(Chart and figure data)
§

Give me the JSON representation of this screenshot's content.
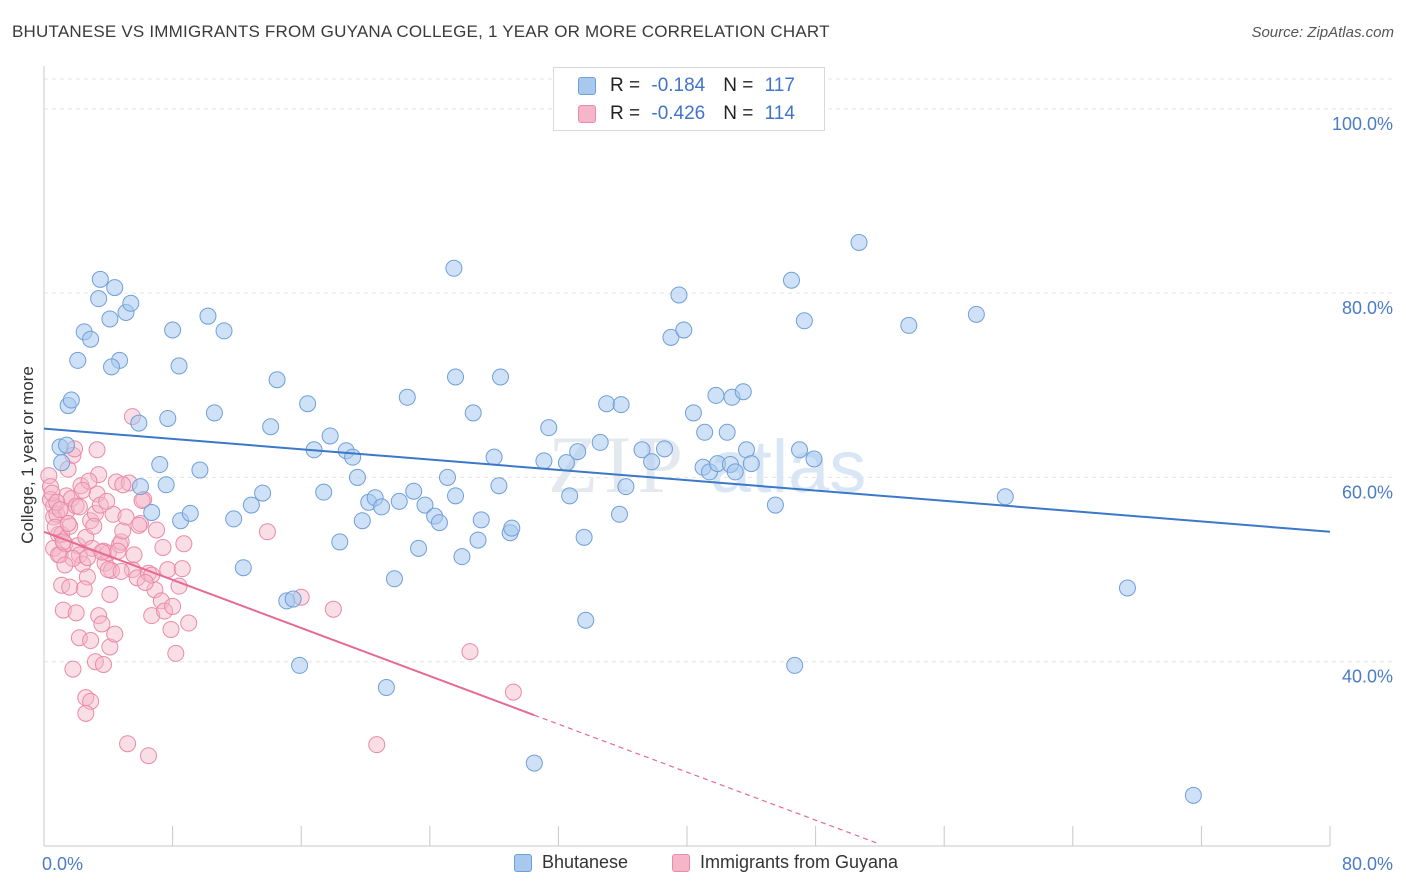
{
  "header": {
    "title": "BHUTANESE VS IMMIGRANTS FROM GUYANA COLLEGE, 1 YEAR OR MORE CORRELATION CHART",
    "source": "Source: ZipAtlas.com"
  },
  "legend": {
    "rows": [
      {
        "r_label": "R = ",
        "r_value": "-0.184",
        "n_label": "N = ",
        "n_value": "117"
      },
      {
        "r_label": "R = ",
        "r_value": "-0.426",
        "n_label": "N = ",
        "n_value": "114"
      }
    ],
    "series": [
      "Bhutanese",
      "Immigrants from Guyana"
    ]
  },
  "watermark": {
    "zip": "ZIP",
    "atlas": "atlas"
  },
  "colors": {
    "blue_fill": "#a8c8ee",
    "blue_stroke": "#6f9fd8",
    "blue_line": "#3b78c9",
    "pink_fill": "#f4b6c8",
    "pink_stroke": "#ea8aa8",
    "pink_line": "#e66a93",
    "tick_text": "#4a7cc7"
  },
  "chart_data": {
    "type": "scatter",
    "title": "BHUTANESE VS IMMIGRANTS FROM GUYANA COLLEGE, 1 YEAR OR MORE CORRELATION CHART",
    "xlabel": "",
    "ylabel": "College, 1 year or more",
    "xlim": [
      0,
      80
    ],
    "ylim": [
      20,
      104
    ],
    "x_ticks": [
      "0.0%",
      "80.0%"
    ],
    "y_ticks": [
      {
        "value": 100,
        "label": "100.0%"
      },
      {
        "value": 80,
        "label": "80.0%"
      },
      {
        "value": 60,
        "label": "60.0%"
      },
      {
        "value": 40,
        "label": "40.0%"
      }
    ],
    "grid": true,
    "legend_position": "top-center",
    "series": [
      {
        "name": "Bhutanese",
        "color": "#a8c8ee",
        "trend": {
          "x": [
            0,
            80
          ],
          "y": [
            65.3,
            54.1
          ]
        },
        "points": [
          [
            1.0,
            63.3
          ],
          [
            1.4,
            63.5
          ],
          [
            1.1,
            61.6
          ],
          [
            1.5,
            67.8
          ],
          [
            1.7,
            68.4
          ],
          [
            2.1,
            72.7
          ],
          [
            2.5,
            75.8
          ],
          [
            2.9,
            75.0
          ],
          [
            3.5,
            81.5
          ],
          [
            3.4,
            79.4
          ],
          [
            4.1,
            77.2
          ],
          [
            4.4,
            80.6
          ],
          [
            5.1,
            77.9
          ],
          [
            5.4,
            78.9
          ],
          [
            4.7,
            72.7
          ],
          [
            4.2,
            72.0
          ],
          [
            5.9,
            65.9
          ],
          [
            6.0,
            59.0
          ],
          [
            6.7,
            56.2
          ],
          [
            7.2,
            61.4
          ],
          [
            7.6,
            59.2
          ],
          [
            7.7,
            66.4
          ],
          [
            8.0,
            76.0
          ],
          [
            8.4,
            72.1
          ],
          [
            8.5,
            55.3
          ],
          [
            9.1,
            56.1
          ],
          [
            9.7,
            60.8
          ],
          [
            10.2,
            77.5
          ],
          [
            10.6,
            67.0
          ],
          [
            11.2,
            75.9
          ],
          [
            11.8,
            55.5
          ],
          [
            12.4,
            50.2
          ],
          [
            12.9,
            57.0
          ],
          [
            13.6,
            58.3
          ],
          [
            14.1,
            65.5
          ],
          [
            14.5,
            70.6
          ],
          [
            15.1,
            46.6
          ],
          [
            15.5,
            46.8
          ],
          [
            15.9,
            39.6
          ],
          [
            16.4,
            68.0
          ],
          [
            16.8,
            63.0
          ],
          [
            17.4,
            58.4
          ],
          [
            17.8,
            64.5
          ],
          [
            18.4,
            53.0
          ],
          [
            18.8,
            62.9
          ],
          [
            19.2,
            62.2
          ],
          [
            19.5,
            60.0
          ],
          [
            19.8,
            55.3
          ],
          [
            20.2,
            57.3
          ],
          [
            20.6,
            57.8
          ],
          [
            21.0,
            56.8
          ],
          [
            21.3,
            37.2
          ],
          [
            21.8,
            49.0
          ],
          [
            22.1,
            57.4
          ],
          [
            22.6,
            68.7
          ],
          [
            23.0,
            58.5
          ],
          [
            23.3,
            52.3
          ],
          [
            23.7,
            57.0
          ],
          [
            24.3,
            55.8
          ],
          [
            24.6,
            55.1
          ],
          [
            25.1,
            60.0
          ],
          [
            25.6,
            58.0
          ],
          [
            26.0,
            51.4
          ],
          [
            26.7,
            67.0
          ],
          [
            27.0,
            53.2
          ],
          [
            28.0,
            62.2
          ],
          [
            28.3,
            59.1
          ],
          [
            25.5,
            82.7
          ],
          [
            25.6,
            70.9
          ],
          [
            27.2,
            55.4
          ],
          [
            28.4,
            70.9
          ],
          [
            29.0,
            54.0
          ],
          [
            29.1,
            54.5
          ],
          [
            30.5,
            29.0
          ],
          [
            31.4,
            65.4
          ],
          [
            31.1,
            61.8
          ],
          [
            32.5,
            61.6
          ],
          [
            32.7,
            58.0
          ],
          [
            33.2,
            62.8
          ],
          [
            33.6,
            53.5
          ],
          [
            34.6,
            63.8
          ],
          [
            33.7,
            44.5
          ],
          [
            35.0,
            68.0
          ],
          [
            35.9,
            67.9
          ],
          [
            35.8,
            56.0
          ],
          [
            36.2,
            59.0
          ],
          [
            37.2,
            63.0
          ],
          [
            37.8,
            61.7
          ],
          [
            38.6,
            63.1
          ],
          [
            39.0,
            75.2
          ],
          [
            39.8,
            76.0
          ],
          [
            40.4,
            67.0
          ],
          [
            41.1,
            64.9
          ],
          [
            41.0,
            61.1
          ],
          [
            41.8,
            68.9
          ],
          [
            41.4,
            60.6
          ],
          [
            41.9,
            61.5
          ],
          [
            42.5,
            64.9
          ],
          [
            42.8,
            68.7
          ],
          [
            43.5,
            69.3
          ],
          [
            39.5,
            79.8
          ],
          [
            42.7,
            61.4
          ],
          [
            43.0,
            60.6
          ],
          [
            43.7,
            63.0
          ],
          [
            45.5,
            57.0
          ],
          [
            46.5,
            81.4
          ],
          [
            46.7,
            39.6
          ],
          [
            47.0,
            63.0
          ],
          [
            47.3,
            77.0
          ],
          [
            47.9,
            62.0
          ],
          [
            50.7,
            85.5
          ],
          [
            53.8,
            76.5
          ],
          [
            59.8,
            57.9
          ],
          [
            67.4,
            48.0
          ],
          [
            71.5,
            25.5
          ],
          [
            44.0,
            61.5
          ],
          [
            58.0,
            77.7
          ]
        ]
      },
      {
        "name": "Immigrants from Guyana",
        "color": "#f4b6c8",
        "trend": {
          "x": [
            0,
            30.5
          ],
          "y": [
            54.1,
            34.2
          ]
        },
        "trend_extension": {
          "x": [
            30.5,
            52.0
          ],
          "y": [
            34.2,
            20.2
          ]
        },
        "points": [
          [
            0.3,
            60.2
          ],
          [
            0.4,
            59.0
          ],
          [
            0.4,
            57.6
          ],
          [
            0.6,
            56.9
          ],
          [
            0.6,
            55.7
          ],
          [
            0.8,
            56.0
          ],
          [
            0.9,
            53.8
          ],
          [
            0.6,
            52.3
          ],
          [
            1.0,
            51.6
          ],
          [
            1.1,
            53.8
          ],
          [
            1.3,
            52.8
          ],
          [
            1.1,
            48.3
          ],
          [
            1.2,
            45.6
          ],
          [
            1.5,
            60.9
          ],
          [
            1.8,
            62.4
          ],
          [
            1.4,
            58.0
          ],
          [
            1.4,
            56.3
          ],
          [
            1.6,
            54.7
          ],
          [
            1.9,
            63.1
          ],
          [
            1.7,
            57.7
          ],
          [
            2.0,
            56.9
          ],
          [
            2.2,
            56.8
          ],
          [
            2.1,
            52.6
          ],
          [
            2.2,
            51.6
          ],
          [
            2.4,
            50.6
          ],
          [
            2.6,
            53.5
          ],
          [
            2.7,
            49.2
          ],
          [
            2.9,
            55.3
          ],
          [
            3.0,
            52.3
          ],
          [
            3.2,
            56.1
          ],
          [
            3.3,
            58.2
          ],
          [
            3.3,
            63.0
          ],
          [
            3.4,
            60.3
          ],
          [
            3.4,
            45.0
          ],
          [
            3.6,
            44.1
          ],
          [
            3.7,
            52.0
          ],
          [
            3.8,
            50.7
          ],
          [
            4.0,
            51.8
          ],
          [
            4.1,
            47.3
          ],
          [
            4.1,
            41.6
          ],
          [
            4.2,
            49.9
          ],
          [
            4.3,
            56.0
          ],
          [
            4.4,
            43.0
          ],
          [
            4.5,
            59.5
          ],
          [
            4.7,
            52.7
          ],
          [
            4.8,
            53.0
          ],
          [
            4.9,
            54.2
          ],
          [
            5.1,
            55.7
          ],
          [
            5.3,
            59.4
          ],
          [
            5.5,
            50.0
          ],
          [
            5.6,
            51.6
          ],
          [
            5.8,
            49.1
          ],
          [
            6.0,
            55.0
          ],
          [
            6.2,
            57.6
          ],
          [
            6.5,
            49.6
          ],
          [
            6.7,
            49.4
          ],
          [
            6.7,
            45.0
          ],
          [
            6.9,
            47.8
          ],
          [
            7.0,
            54.3
          ],
          [
            7.3,
            46.6
          ],
          [
            7.5,
            45.5
          ],
          [
            7.7,
            50.0
          ],
          [
            7.9,
            43.5
          ],
          [
            8.0,
            46.0
          ],
          [
            8.4,
            48.2
          ],
          [
            8.6,
            50.1
          ],
          [
            8.7,
            52.8
          ],
          [
            9.0,
            44.2
          ],
          [
            5.5,
            66.6
          ],
          [
            2.0,
            45.3
          ],
          [
            2.2,
            42.6
          ],
          [
            2.9,
            42.3
          ],
          [
            3.2,
            40.0
          ],
          [
            3.7,
            39.7
          ],
          [
            2.6,
            36.1
          ],
          [
            2.9,
            35.7
          ],
          [
            2.6,
            34.4
          ],
          [
            1.8,
            39.2
          ],
          [
            5.2,
            31.1
          ],
          [
            6.5,
            29.8
          ],
          [
            0.9,
            51.6
          ],
          [
            1.2,
            53.0
          ],
          [
            1.8,
            51.2
          ],
          [
            2.5,
            47.9
          ],
          [
            3.6,
            51.9
          ],
          [
            4.6,
            52.0
          ],
          [
            0.5,
            58.3
          ],
          [
            0.7,
            54.6
          ],
          [
            1.5,
            55.0
          ],
          [
            2.3,
            59.1
          ],
          [
            2.8,
            59.6
          ],
          [
            3.5,
            57.0
          ],
          [
            4.9,
            59.2
          ],
          [
            5.9,
            54.8
          ],
          [
            6.3,
            48.6
          ],
          [
            8.2,
            40.9
          ],
          [
            13.9,
            54.1
          ],
          [
            16.0,
            47.0
          ],
          [
            18.0,
            45.7
          ],
          [
            26.5,
            41.1
          ],
          [
            29.2,
            36.7
          ],
          [
            20.7,
            31.0
          ],
          [
            1.3,
            50.5
          ],
          [
            2.7,
            51.3
          ],
          [
            3.1,
            54.7
          ],
          [
            4.0,
            50.0
          ],
          [
            4.8,
            49.8
          ],
          [
            1.6,
            48.1
          ],
          [
            0.8,
            57.3
          ],
          [
            1.0,
            56.5
          ],
          [
            2.4,
            58.6
          ],
          [
            3.9,
            57.4
          ],
          [
            6.1,
            57.5
          ],
          [
            7.4,
            52.4
          ]
        ]
      }
    ]
  }
}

§

### BRIEF
Note each line of the entries that has "name" in it, and copy those lines.

### REPLY TO THE TASK
        "name": "Bhutanese",
        "name": "Immigrants from Guyana",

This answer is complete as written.